Records about charts and figures
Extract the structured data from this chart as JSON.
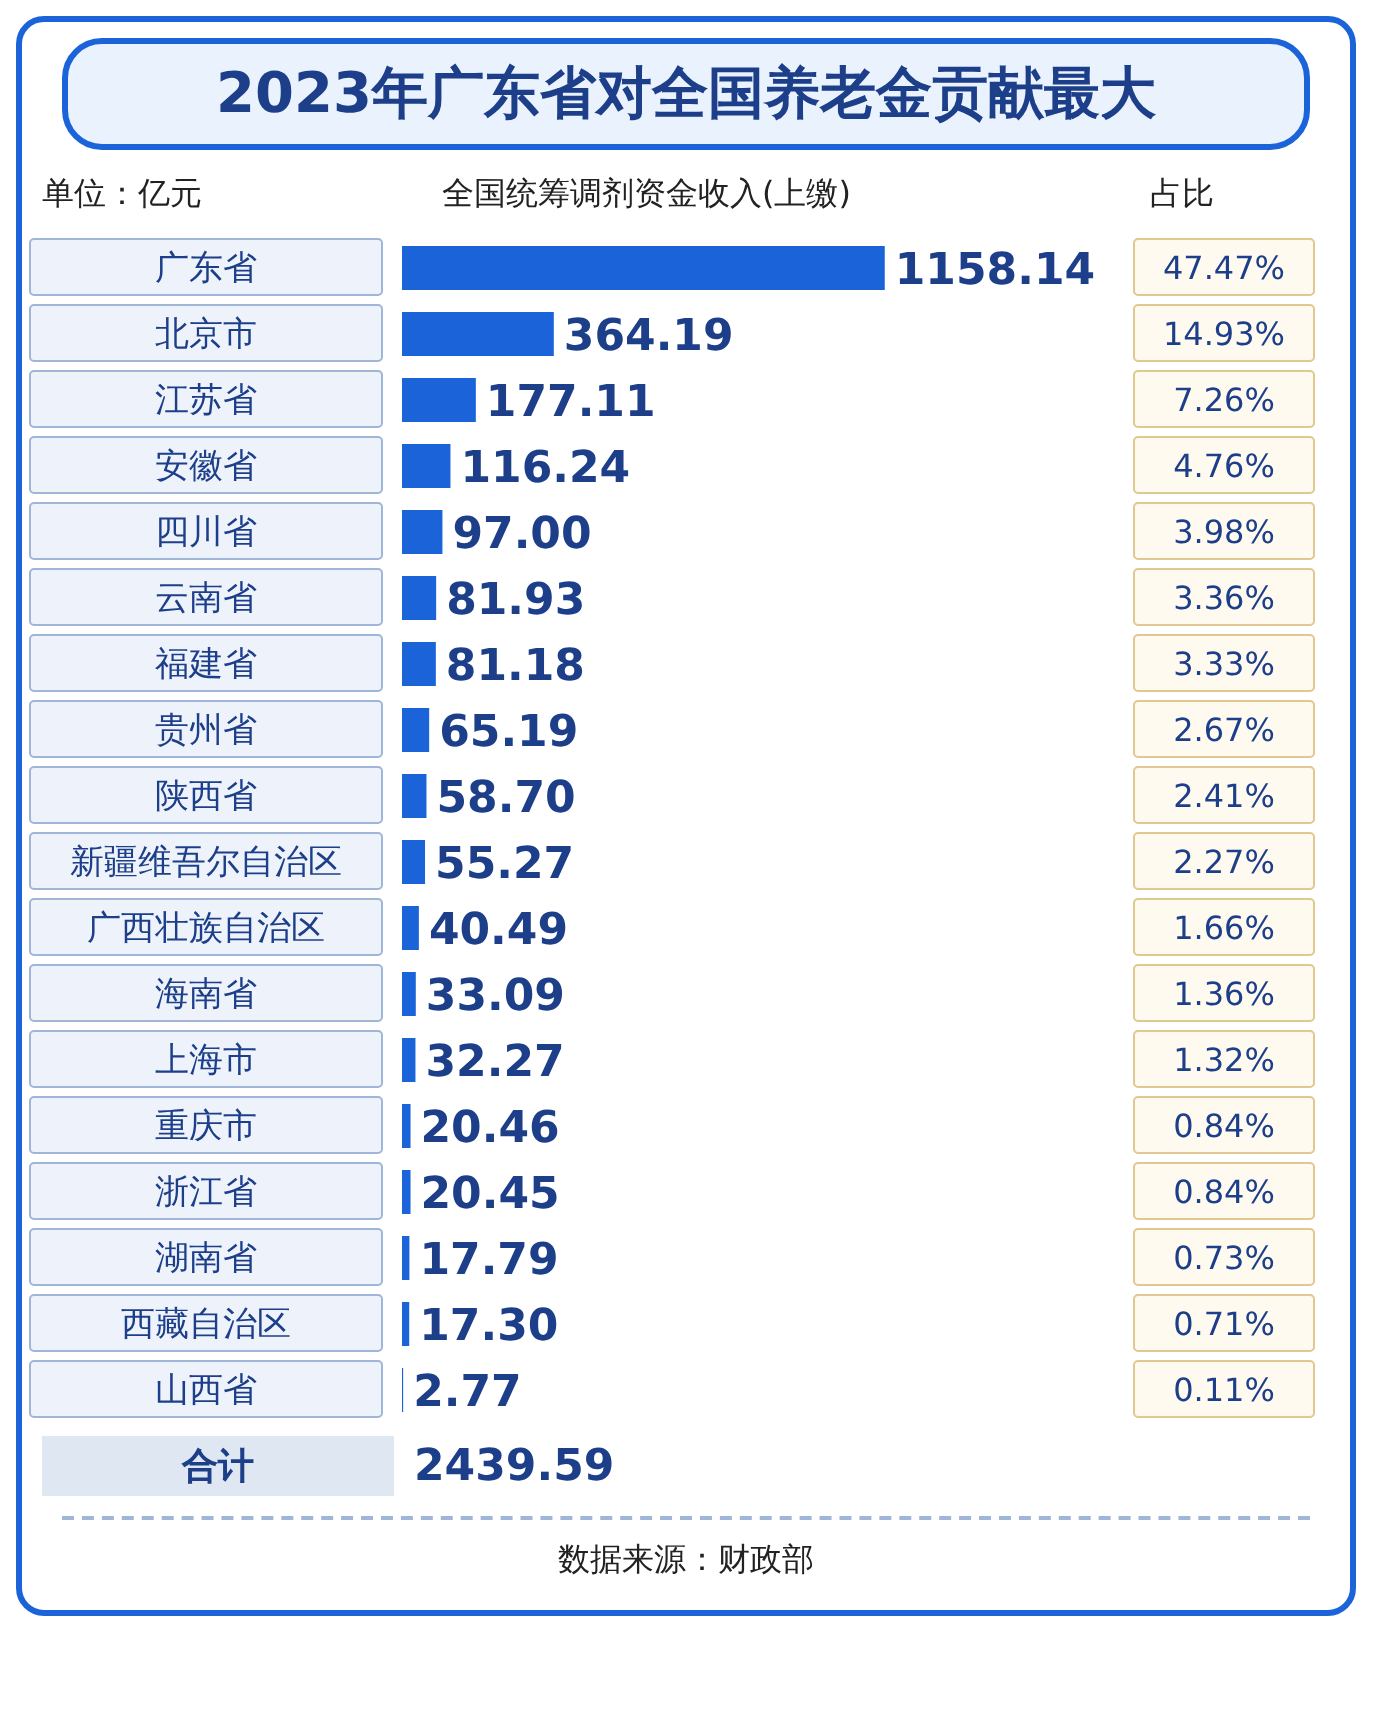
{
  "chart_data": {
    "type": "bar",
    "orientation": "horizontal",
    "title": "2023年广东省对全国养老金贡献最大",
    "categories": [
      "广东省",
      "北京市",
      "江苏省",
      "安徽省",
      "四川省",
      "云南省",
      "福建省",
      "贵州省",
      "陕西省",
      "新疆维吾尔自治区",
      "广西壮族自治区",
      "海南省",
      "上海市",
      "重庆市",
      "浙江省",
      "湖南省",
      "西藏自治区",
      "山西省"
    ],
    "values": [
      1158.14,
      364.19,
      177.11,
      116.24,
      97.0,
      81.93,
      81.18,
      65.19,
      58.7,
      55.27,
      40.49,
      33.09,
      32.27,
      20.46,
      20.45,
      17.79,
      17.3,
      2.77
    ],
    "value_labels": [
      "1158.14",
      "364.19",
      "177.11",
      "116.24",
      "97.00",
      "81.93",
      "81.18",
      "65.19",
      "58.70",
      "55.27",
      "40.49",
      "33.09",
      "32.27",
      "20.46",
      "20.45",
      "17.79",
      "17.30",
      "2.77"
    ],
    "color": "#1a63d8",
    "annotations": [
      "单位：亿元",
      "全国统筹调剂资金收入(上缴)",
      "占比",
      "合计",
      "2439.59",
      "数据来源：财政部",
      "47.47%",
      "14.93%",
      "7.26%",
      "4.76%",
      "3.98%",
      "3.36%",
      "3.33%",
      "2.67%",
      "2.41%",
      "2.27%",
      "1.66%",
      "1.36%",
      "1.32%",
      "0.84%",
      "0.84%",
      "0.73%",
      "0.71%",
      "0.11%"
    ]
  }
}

* TO BE DONE
Each entry above should be reproduced exactly, with the pictures removed.

* REPLY TO THE TASK
Extract the structured data from this chart as JSON.
{
  "chart_data": {
    "type": "bar",
    "orientation": "horizontal",
    "title": "2023年广东省对全国养老金贡献最大",
    "categories": [
      "广东省",
      "北京市",
      "江苏省",
      "安徽省",
      "四川省",
      "云南省",
      "福建省",
      "贵州省",
      "陕西省",
      "新疆维吾尔自治区",
      "广西壮族自治区",
      "海南省",
      "上海市",
      "重庆市",
      "浙江省",
      "湖南省",
      "西藏自治区",
      "山西省"
    ],
    "values": [
      1158.14,
      364.19,
      177.11,
      116.24,
      97.0,
      81.93,
      81.18,
      65.19,
      58.7,
      55.27,
      40.49,
      33.09,
      32.27,
      20.46,
      20.45,
      17.79,
      17.3,
      2.77
    ],
    "value_labels": [
      "1158.14",
      "364.19",
      "177.11",
      "116.24",
      "97.00",
      "81.93",
      "81.18",
      "65.19",
      "58.70",
      "55.27",
      "40.49",
      "33.09",
      "32.27",
      "20.46",
      "20.45",
      "17.79",
      "17.30",
      "2.77"
    ],
    "color": "#1a63d8",
    "annotations": [
      "单位：亿元",
      "全国统筹调剂资金收入(上缴)",
      "占比",
      "合计",
      "2439.59",
      "数据来源：财政部",
      "47.47%",
      "14.93%",
      "7.26%",
      "4.76%",
      "3.98%",
      "3.36%",
      "3.33%",
      "2.67%",
      "2.41%",
      "2.27%",
      "1.66%",
      "1.36%",
      "1.32%",
      "0.84%",
      "0.84%",
      "0.73%",
      "0.71%",
      "0.11%"
    ]
  }
}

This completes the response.